— start —

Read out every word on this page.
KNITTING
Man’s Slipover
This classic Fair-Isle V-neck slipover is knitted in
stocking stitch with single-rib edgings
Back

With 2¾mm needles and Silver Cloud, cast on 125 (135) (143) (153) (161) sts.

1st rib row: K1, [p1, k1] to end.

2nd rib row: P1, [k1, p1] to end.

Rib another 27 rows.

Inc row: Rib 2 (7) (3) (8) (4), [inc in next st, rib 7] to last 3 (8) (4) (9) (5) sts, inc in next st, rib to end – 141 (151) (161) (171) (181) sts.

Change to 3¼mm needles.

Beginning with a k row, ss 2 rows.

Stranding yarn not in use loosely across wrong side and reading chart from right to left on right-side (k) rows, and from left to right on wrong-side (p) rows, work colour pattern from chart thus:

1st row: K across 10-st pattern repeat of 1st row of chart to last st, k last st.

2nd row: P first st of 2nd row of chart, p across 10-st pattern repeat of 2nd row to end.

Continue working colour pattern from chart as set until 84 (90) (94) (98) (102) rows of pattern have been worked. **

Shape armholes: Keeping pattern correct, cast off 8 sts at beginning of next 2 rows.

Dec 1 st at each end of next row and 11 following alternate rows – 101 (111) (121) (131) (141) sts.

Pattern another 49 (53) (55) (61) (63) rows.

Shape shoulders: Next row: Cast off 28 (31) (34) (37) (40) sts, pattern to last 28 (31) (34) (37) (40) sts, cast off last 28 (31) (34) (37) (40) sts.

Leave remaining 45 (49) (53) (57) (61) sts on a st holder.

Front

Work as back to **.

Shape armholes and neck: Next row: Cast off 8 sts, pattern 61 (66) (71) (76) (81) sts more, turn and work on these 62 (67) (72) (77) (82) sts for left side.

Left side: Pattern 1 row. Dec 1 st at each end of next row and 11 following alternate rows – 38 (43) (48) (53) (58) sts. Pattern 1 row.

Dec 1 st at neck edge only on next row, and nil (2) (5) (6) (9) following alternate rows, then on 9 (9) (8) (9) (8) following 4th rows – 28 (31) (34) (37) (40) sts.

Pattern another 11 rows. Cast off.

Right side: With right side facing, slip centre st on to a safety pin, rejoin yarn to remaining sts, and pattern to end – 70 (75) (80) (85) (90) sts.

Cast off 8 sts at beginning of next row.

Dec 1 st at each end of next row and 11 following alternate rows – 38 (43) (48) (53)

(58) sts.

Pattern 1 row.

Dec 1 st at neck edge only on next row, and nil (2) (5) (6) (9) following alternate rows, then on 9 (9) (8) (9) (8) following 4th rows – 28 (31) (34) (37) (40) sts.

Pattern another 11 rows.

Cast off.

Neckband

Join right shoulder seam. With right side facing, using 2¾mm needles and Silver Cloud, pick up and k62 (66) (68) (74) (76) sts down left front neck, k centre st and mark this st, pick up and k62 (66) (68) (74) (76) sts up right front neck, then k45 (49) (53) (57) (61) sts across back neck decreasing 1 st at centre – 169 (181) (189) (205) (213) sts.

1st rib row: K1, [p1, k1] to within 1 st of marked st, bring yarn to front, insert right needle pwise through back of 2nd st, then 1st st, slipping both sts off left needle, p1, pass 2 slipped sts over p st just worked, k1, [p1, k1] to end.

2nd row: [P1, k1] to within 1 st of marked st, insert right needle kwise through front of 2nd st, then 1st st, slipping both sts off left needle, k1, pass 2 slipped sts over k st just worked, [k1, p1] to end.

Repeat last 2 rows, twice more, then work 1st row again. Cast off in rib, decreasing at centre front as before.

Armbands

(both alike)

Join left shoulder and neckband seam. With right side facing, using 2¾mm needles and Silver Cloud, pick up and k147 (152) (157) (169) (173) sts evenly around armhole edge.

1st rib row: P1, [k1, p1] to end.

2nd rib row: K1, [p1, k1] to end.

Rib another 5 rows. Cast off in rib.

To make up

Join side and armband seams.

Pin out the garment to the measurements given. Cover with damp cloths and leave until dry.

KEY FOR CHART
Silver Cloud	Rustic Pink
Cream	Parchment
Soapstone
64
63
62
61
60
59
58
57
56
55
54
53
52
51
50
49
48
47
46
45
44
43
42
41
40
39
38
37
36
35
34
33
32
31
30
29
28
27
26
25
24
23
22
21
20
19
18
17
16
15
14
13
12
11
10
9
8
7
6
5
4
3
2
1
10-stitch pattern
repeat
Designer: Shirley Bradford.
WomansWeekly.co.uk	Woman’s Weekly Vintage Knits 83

— end —

Given request ▸
Find every line above that contains the word "just", and return each one.

Reply ▸
1st rib row: K1, [p1, k1] to within 1 st of marked st, bring yarn to front, insert right needle pwise through back of 2nd st, then 1st st, slipping both sts off left needle, p1, pass 2 slipped sts over p st just worked, k1, [p1, k1] to end.
2nd row: [P1, k1] to within 1 st of marked st, insert right needle kwise through front of 2nd st, then 1st st, slipping both sts off left needle, k1, pass 2 slipped sts over k st just worked, [k1, p1] to end.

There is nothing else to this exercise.